_Given problem_
Your task is to output all the records below, word for word.

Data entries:
§ §
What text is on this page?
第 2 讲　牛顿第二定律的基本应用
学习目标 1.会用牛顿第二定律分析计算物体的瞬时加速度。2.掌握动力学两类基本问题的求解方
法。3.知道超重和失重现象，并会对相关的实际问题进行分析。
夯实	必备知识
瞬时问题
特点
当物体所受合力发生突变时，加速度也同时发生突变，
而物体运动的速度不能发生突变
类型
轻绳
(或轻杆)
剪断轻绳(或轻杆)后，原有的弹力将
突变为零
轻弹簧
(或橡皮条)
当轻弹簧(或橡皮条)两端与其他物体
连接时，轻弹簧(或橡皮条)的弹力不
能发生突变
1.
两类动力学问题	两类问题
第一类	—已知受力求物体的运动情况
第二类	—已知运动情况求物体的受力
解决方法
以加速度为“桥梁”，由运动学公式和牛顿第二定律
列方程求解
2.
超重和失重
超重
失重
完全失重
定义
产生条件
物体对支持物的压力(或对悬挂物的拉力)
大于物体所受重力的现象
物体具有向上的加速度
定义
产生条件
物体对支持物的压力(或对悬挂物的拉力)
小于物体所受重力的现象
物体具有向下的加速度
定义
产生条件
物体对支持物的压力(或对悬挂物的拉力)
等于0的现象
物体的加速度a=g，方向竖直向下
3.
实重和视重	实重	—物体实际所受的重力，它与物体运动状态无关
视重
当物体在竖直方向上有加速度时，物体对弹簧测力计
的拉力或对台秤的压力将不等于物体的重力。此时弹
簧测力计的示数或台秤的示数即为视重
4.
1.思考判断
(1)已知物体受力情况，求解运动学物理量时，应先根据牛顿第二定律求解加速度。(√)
§ §
_Result of the exercise_
What text is on this page?
第 2 讲　牛顿第二定律的基本应用
学习目标 1.会用牛顿第二定律分析计算物体的瞬时加速度。2.掌握动力学两类基本问题的求解方
法。3.知道超重和失重现象，并会对相关的实际问题进行分析。
夯实	必备知识
瞬时问题
特点
当物体所受合力发生突变时，加速度也同时发生突变，
而物体运动的速度不能发生突变
类型
轻绳
(或轻杆)
剪断轻绳(或轻杆)后，原有的弹力将
突变为零
轻弹簧
(或橡皮条)
当轻弹簧(或橡皮条)两端与其他物体
连接时，轻弹簧(或橡皮条)的弹力不
能发生突变
1.
两类动力学问题	两类问题
第一类	—已知受力求物体的运动情况
第二类	—已知运动情况求物体的受力
解决方法
以加速度为“桥梁”，由运动学公式和牛顿第二定律
列方程求解
2.
超重和失重
超重
失重
完全失重
定义
产生条件
物体对支持物的压力(或对悬挂物的拉力)
大于物体所受重力的现象
物体具有向上的加速度
定义
产生条件
物体对支持物的压力(或对悬挂物的拉力)
小于物体所受重力的现象
物体具有向下的加速度
定义
产生条件
物体对支持物的压力(或对悬挂物的拉力)
等于0的现象
物体的加速度a=g，方向竖直向下
3.
实重和视重	实重	—物体实际所受的重力，它与物体运动状态无关
视重
当物体在竖直方向上有加速度时，物体对弹簧测力计
的拉力或对台秤的压力将不等于物体的重力。此时弹
簧测力计的示数或台秤的示数即为视重
4.
1.思考判断
(1)已知物体受力情况，求解运动学物理量时，应先根据牛顿第二定律求解加速度。(√)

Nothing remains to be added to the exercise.